**SET PROBLEM**:
Carry on the research statement on radical inclusivity from its last sentence.

──────── PASSAGE SHOWN ────────

My work is rooted in the notion of radical inclusivity. I understand this term both as an ethical commitment and as a method, applying a non-dialectical mode of thinking. Referring to Nelson Goodman’s work, I often summarise my research as follows: I study how multiple world-versions exist, touch and change each other without ever becoming One.
I approach the humanities from an infrastructural, almost engineering point of view - I treat theories and concepts as tools and conduits that can be moved across world-versions. By creatively repurposing ideas, I seek to reveal aspects of urban and religious life that remain hidden when concepts stay within their “proper” context. This creative misappropriation is always framed by the ethic of radical inclusivity: the aim is to open world-versions to one another without erasing their differences.

──────── INFORMATION SHOWN ────────

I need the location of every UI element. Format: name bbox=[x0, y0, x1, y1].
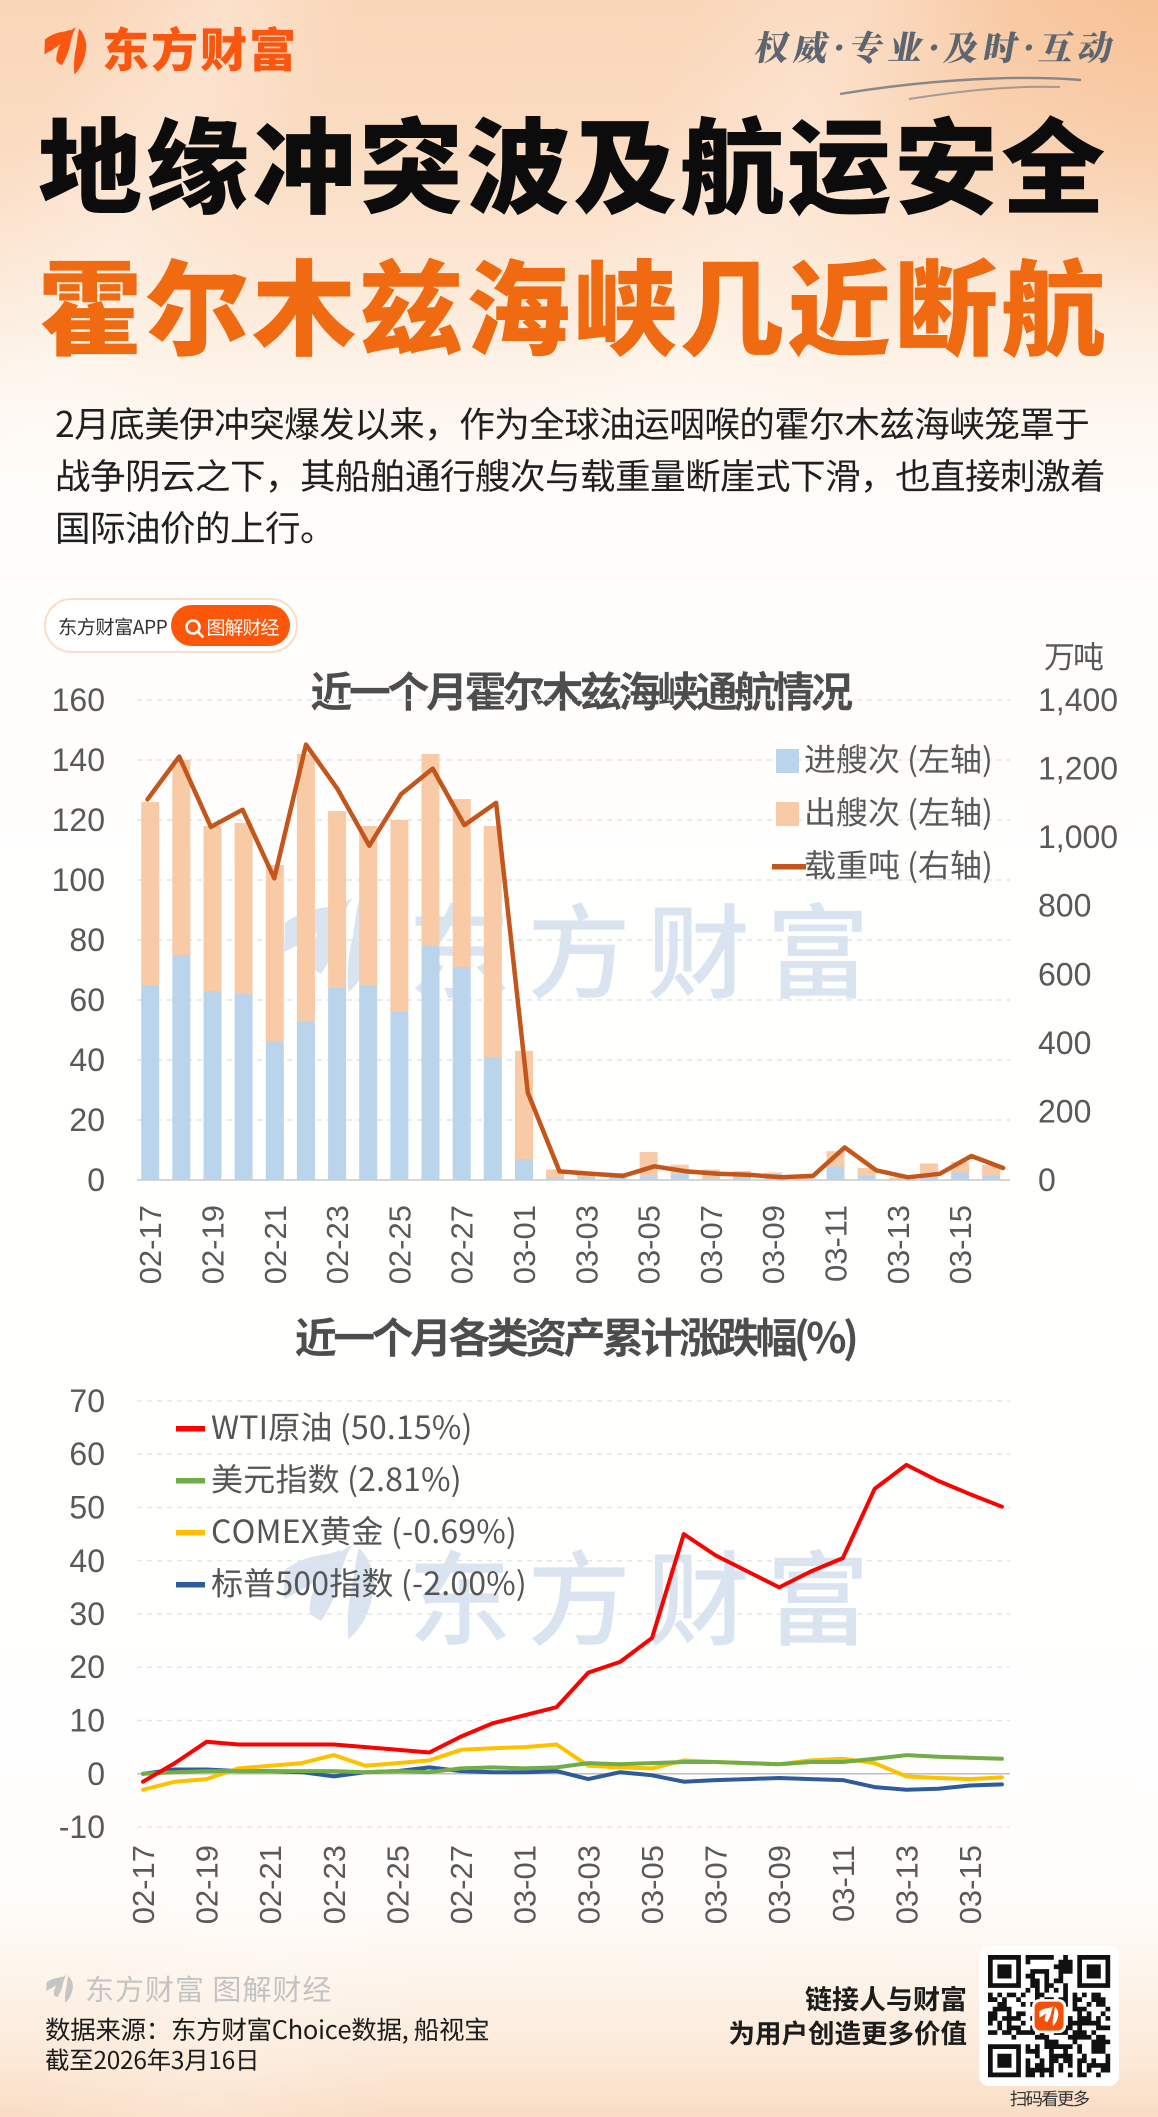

────────

**RIGHT ANSWER**:
In addition to my academic research, I bring over a decade of experience in architectural and urban planning/design practices across Poland, Latvia, and Ireland. This professional background informs my teaching and research, helping me integrate theoretical insights with practical, real-world challenges.
Leadership has also played an important role in my career. I was M.Arch (RIBA PArt 2) Leader at the University of Plymouth; In Sheffield I led the Year 1 of the UG program, I was the MA in Architecture Design program leader; I also worked as PGT Director in the School of Architecture. From 2022 to 2024, I served as the Departmental Director of Research and Innovation at the School of Architecture.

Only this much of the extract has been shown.